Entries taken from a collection
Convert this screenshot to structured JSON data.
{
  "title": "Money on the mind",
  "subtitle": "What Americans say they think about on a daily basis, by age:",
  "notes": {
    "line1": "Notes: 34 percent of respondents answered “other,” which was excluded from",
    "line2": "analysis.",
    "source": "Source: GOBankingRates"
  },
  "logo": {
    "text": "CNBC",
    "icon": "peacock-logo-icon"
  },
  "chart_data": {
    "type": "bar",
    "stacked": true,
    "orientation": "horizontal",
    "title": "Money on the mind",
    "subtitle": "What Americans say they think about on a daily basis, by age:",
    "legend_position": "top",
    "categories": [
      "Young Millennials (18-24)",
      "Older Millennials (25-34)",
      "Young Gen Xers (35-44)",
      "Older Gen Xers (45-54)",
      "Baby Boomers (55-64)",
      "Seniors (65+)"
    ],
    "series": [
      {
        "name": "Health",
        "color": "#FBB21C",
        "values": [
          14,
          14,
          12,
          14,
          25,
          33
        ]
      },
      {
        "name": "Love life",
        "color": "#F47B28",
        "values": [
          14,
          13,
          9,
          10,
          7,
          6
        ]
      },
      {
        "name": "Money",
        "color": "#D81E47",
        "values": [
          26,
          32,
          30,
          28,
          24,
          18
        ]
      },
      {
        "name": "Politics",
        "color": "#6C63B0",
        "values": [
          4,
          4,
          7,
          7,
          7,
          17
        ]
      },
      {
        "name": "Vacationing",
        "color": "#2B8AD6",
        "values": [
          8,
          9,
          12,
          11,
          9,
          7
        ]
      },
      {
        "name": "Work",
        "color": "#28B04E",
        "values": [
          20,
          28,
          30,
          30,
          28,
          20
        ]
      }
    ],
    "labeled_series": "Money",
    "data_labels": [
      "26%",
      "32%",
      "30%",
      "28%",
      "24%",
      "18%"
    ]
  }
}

**Short problem:**
Extract each entry in full and write it down exactly.

**Written solution:**
Convert this screenshot to structured JSON data.
{
  "title": "Money on the mind",
  "subtitle": "What Americans say they think about on a daily basis, by age:",
  "notes": {
    "line1": "Notes: 34 percent of respondents answered “other,” which was excluded from",
    "line2": "analysis.",
    "source": "Source: GOBankingRates"
  },
  "logo": {
    "text": "CNBC",
    "icon": "peacock-logo-icon"
  },
  "chart_data": {
    "type": "bar",
    "stacked": true,
    "orientation": "horizontal",
    "title": "Money on the mind",
    "subtitle": "What Americans say they think about on a daily basis, by age:",
    "legend_position": "top",
    "categories": [
      "Young Millennials (18-24)",
      "Older Millennials (25-34)",
      "Young Gen Xers (35-44)",
      "Older Gen Xers (45-54)",
      "Baby Boomers (55-64)",
      "Seniors (65+)"
    ],
    "series": [
      {
        "name": "Health",
        "color": "#FBB21C",
        "values": [
          14,
          14,
          12,
          14,
          25,
          33
        ]
      },
      {
        "name": "Love life",
        "color": "#F47B28",
        "values": [
          14,
          13,
          9,
          10,
          7,
          6
        ]
      },
      {
        "name": "Money",
        "color": "#D81E47",
        "values": [
          26,
          32,
          30,
          28,
          24,
          18
        ]
      },
      {
        "name": "Politics",
        "color": "#6C63B0",
        "values": [
          4,
          4,
          7,
          7,
          7,
          17
        ]
      },
      {
        "name": "Vacationing",
        "color": "#2B8AD6",
        "values": [
          8,
          9,
          12,
          11,
          9,
          7
        ]
      },
      {
        "name": "Work",
        "color": "#28B04E",
        "values": [
          20,
          28,
          30,
          30,
          28,
          20
        ]
      }
    ],
    "labeled_series": "Money",
    "data_labels": [
      "26%",
      "32%",
      "30%",
      "28%",
      "24%",
      "18%"
    ]
  }
}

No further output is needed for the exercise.